Prompt
Only the number is needed: how many lines contain the word "LATHFLX"?

Input

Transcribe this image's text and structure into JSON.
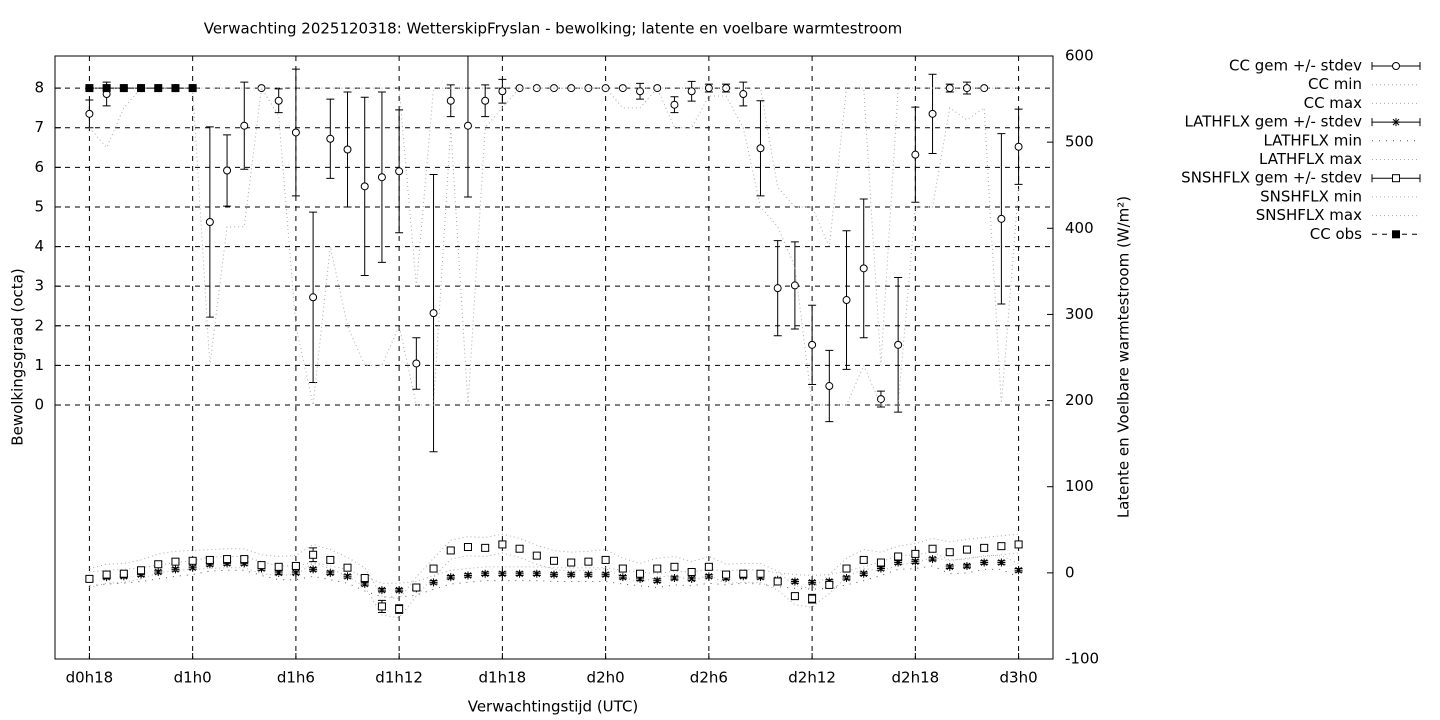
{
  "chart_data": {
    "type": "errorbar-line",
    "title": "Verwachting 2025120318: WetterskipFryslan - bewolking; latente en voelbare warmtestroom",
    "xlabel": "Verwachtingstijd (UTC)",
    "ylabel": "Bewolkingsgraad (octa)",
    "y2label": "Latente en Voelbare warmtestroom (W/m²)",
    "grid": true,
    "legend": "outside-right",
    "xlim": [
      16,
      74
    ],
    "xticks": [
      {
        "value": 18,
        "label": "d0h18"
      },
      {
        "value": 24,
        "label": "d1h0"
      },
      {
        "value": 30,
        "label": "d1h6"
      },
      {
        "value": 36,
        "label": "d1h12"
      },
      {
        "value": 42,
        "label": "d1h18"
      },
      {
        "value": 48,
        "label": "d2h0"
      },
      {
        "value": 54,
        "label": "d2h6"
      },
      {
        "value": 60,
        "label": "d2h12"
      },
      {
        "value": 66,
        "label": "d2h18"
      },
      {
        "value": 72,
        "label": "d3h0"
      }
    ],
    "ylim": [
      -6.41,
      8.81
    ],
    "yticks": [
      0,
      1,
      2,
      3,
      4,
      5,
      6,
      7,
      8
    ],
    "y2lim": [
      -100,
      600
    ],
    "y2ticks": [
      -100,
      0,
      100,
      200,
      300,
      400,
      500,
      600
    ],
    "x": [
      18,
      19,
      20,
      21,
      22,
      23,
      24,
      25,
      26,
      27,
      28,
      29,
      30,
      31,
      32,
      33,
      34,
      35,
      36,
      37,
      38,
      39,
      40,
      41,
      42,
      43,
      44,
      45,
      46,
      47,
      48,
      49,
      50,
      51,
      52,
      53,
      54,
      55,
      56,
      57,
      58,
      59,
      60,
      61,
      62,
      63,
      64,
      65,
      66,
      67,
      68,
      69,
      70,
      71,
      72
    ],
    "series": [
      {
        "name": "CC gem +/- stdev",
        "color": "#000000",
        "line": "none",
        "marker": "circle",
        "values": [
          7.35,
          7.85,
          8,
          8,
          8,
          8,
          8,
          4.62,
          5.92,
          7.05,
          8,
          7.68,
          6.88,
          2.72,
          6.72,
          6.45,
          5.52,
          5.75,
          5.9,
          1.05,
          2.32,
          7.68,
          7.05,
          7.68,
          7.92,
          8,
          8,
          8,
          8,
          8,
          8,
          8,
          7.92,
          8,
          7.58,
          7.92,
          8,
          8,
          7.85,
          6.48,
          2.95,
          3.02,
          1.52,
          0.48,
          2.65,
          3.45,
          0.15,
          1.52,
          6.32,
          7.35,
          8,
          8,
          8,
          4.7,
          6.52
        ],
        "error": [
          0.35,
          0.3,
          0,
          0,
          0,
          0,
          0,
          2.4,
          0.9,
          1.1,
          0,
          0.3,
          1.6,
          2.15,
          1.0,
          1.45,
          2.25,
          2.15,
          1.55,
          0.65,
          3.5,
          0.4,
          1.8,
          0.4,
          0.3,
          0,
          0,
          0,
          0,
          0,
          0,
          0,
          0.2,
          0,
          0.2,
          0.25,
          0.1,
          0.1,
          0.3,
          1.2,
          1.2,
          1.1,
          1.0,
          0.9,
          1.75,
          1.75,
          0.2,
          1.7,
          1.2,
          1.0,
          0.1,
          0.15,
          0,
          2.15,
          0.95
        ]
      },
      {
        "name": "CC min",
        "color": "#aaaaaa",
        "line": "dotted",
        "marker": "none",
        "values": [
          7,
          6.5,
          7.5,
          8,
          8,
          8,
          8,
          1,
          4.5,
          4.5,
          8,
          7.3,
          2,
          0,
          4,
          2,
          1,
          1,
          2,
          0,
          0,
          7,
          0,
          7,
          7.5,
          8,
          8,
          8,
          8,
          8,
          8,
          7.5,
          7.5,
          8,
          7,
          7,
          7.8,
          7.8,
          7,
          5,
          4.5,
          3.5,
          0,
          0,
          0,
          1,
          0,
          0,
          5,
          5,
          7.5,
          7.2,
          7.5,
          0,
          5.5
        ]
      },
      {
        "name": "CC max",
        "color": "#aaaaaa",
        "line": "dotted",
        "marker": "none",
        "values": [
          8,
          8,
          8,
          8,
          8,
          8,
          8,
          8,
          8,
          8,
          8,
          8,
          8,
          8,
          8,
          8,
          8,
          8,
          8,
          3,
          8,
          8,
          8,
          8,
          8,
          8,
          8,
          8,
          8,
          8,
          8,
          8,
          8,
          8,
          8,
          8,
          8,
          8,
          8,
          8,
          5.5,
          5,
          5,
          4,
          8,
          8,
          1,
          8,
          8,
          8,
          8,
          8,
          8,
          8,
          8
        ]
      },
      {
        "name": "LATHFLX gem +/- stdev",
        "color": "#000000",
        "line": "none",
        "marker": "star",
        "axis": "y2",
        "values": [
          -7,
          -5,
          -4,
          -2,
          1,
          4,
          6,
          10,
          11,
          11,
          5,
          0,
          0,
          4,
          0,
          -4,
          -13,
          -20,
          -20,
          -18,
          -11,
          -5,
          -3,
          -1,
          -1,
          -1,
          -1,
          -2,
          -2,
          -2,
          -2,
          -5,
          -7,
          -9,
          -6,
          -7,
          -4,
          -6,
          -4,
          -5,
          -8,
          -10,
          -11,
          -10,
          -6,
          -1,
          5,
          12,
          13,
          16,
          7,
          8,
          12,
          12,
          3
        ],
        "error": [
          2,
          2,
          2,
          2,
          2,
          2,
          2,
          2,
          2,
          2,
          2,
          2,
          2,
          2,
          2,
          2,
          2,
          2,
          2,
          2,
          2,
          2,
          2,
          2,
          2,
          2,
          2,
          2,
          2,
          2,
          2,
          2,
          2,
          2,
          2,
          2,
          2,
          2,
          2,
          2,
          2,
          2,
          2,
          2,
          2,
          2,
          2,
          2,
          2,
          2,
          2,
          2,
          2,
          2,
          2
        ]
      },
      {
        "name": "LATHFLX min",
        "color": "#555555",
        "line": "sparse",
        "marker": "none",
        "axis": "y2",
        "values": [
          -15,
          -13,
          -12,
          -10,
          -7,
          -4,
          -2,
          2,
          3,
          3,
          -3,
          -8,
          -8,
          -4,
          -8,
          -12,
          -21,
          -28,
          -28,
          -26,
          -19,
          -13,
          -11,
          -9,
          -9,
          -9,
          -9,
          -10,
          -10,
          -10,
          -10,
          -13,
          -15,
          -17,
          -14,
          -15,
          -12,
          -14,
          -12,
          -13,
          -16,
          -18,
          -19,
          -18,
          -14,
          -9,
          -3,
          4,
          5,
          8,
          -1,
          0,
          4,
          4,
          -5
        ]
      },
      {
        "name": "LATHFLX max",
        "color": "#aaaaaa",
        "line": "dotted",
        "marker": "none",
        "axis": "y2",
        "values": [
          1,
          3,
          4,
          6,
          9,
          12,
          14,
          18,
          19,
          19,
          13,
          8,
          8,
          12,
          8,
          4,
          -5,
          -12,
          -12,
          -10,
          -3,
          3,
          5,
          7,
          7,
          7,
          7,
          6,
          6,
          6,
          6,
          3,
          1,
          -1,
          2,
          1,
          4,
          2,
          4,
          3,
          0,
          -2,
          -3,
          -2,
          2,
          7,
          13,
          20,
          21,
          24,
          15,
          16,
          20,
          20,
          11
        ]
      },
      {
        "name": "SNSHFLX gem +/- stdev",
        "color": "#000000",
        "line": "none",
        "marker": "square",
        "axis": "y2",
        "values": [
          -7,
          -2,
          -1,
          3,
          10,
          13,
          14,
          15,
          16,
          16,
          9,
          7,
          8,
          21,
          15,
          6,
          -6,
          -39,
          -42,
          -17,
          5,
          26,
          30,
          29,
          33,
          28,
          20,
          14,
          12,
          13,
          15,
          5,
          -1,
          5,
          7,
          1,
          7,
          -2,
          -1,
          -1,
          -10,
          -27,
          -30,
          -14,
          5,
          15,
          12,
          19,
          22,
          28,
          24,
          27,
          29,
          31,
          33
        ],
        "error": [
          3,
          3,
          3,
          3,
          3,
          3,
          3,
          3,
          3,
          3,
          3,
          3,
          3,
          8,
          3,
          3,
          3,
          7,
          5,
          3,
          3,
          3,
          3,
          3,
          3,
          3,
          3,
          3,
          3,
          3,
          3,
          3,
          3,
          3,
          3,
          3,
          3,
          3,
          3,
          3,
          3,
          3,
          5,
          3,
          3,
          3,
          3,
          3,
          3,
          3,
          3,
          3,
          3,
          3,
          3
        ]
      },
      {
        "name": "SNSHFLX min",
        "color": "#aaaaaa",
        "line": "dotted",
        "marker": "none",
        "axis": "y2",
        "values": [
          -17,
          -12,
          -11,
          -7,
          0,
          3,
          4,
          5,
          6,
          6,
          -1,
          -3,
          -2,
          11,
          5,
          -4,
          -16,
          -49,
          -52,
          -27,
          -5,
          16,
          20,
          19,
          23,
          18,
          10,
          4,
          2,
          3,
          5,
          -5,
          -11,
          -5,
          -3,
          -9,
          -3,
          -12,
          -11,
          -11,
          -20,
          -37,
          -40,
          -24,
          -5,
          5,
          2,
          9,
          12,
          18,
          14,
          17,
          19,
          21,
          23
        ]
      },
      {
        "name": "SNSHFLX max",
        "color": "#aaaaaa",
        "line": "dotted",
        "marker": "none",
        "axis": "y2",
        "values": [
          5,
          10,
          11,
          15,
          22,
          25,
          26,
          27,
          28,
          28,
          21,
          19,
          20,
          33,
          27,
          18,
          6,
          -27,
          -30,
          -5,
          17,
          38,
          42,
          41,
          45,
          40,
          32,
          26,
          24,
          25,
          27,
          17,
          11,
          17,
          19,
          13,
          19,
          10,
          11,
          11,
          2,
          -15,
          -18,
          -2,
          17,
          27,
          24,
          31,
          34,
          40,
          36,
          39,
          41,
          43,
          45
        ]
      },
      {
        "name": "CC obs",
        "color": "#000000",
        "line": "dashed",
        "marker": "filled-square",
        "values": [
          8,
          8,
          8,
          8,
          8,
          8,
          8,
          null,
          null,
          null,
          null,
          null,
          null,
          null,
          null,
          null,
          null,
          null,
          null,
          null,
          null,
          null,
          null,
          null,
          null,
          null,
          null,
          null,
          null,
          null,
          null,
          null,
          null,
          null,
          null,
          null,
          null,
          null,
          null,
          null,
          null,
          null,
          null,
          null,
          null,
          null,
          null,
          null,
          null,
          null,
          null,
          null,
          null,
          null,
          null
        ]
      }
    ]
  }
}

Solution
3